[BEGIN DATA SUPPLIED]
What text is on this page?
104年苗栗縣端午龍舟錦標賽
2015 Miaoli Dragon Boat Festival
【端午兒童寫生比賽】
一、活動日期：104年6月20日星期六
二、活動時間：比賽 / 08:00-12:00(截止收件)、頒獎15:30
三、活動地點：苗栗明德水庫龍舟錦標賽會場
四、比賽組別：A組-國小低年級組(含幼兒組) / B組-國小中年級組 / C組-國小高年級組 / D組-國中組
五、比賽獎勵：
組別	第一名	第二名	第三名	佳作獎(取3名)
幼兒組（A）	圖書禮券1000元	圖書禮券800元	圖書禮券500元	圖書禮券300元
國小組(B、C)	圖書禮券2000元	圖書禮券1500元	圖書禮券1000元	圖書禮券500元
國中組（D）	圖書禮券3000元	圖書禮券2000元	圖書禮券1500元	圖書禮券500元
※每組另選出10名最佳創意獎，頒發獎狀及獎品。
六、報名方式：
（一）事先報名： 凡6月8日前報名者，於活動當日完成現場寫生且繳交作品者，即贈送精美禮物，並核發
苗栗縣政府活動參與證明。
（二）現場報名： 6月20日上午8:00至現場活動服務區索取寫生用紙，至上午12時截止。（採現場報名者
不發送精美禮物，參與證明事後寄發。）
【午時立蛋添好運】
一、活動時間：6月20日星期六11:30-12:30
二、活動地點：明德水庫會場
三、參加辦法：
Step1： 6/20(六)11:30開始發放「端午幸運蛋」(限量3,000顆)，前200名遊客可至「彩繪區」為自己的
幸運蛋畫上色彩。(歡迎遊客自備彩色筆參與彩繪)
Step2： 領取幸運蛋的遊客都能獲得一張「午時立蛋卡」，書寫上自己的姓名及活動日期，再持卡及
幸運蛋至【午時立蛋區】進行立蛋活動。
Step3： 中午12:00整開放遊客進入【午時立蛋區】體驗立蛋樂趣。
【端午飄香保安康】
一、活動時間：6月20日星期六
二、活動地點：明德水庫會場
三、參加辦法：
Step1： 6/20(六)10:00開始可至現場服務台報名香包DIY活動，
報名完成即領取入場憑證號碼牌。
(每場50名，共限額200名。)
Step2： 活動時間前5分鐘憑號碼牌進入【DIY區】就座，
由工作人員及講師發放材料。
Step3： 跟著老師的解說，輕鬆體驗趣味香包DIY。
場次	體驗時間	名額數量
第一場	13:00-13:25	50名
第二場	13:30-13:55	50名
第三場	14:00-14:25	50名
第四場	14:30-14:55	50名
[END DATA SUPPLIED]
GOAL:
From the first line to the last, please quote the material above exactly.

TASK RESULT:
What text is on this page?
104年苗栗縣端午龍舟錦標賽
2015 Miaoli Dragon Boat Festival
【端午兒童寫生比賽】
一、活動日期：104年6月20日星期六
二、活動時間：比賽 / 08:00-12:00(截止收件)、頒獎15:30
三、活動地點：苗栗明德水庫龍舟錦標賽會場
四、比賽組別：A組-國小低年級組(含幼兒組) / B組-國小中年級組 / C組-國小高年級組 / D組-國中組
五、比賽獎勵：
組別	第一名	第二名	第三名	佳作獎(取3名)
幼兒組（A）	圖書禮券1000元	圖書禮券800元	圖書禮券500元	圖書禮券300元
國小組(B、C)	圖書禮券2000元	圖書禮券1500元	圖書禮券1000元	圖書禮券500元
國中組（D）	圖書禮券3000元	圖書禮券2000元	圖書禮券1500元	圖書禮券500元
※每組另選出10名最佳創意獎，頒發獎狀及獎品。
六、報名方式：
（一）事先報名： 凡6月8日前報名者，於活動當日完成現場寫生且繳交作品者，即贈送精美禮物，並核發
苗栗縣政府活動參與證明。
（二）現場報名： 6月20日上午8:00至現場活動服務區索取寫生用紙，至上午12時截止。（採現場報名者
不發送精美禮物，參與證明事後寄發。）
【午時立蛋添好運】
一、活動時間：6月20日星期六11:30-12:30
二、活動地點：明德水庫會場
三、參加辦法：
Step1： 6/20(六)11:30開始發放「端午幸運蛋」(限量3,000顆)，前200名遊客可至「彩繪區」為自己的
幸運蛋畫上色彩。(歡迎遊客自備彩色筆參與彩繪)
Step2： 領取幸運蛋的遊客都能獲得一張「午時立蛋卡」，書寫上自己的姓名及活動日期，再持卡及
幸運蛋至【午時立蛋區】進行立蛋活動。
Step3： 中午12:00整開放遊客進入【午時立蛋區】體驗立蛋樂趣。
【端午飄香保安康】
一、活動時間：6月20日星期六
二、活動地點：明德水庫會場
三、參加辦法：
Step1： 6/20(六)10:00開始可至現場服務台報名香包DIY活動，
報名完成即領取入場憑證號碼牌。
(每場50名，共限額200名。)
Step2： 活動時間前5分鐘憑號碼牌進入【DIY區】就座，
由工作人員及講師發放材料。
Step3： 跟著老師的解說，輕鬆體驗趣味香包DIY。
場次	體驗時間	名額數量
第一場	13:00-13:25	50名
第二場	13:30-13:55	50名
第三場	14:00-14:25	50名
第四場	14:30-14:55	50名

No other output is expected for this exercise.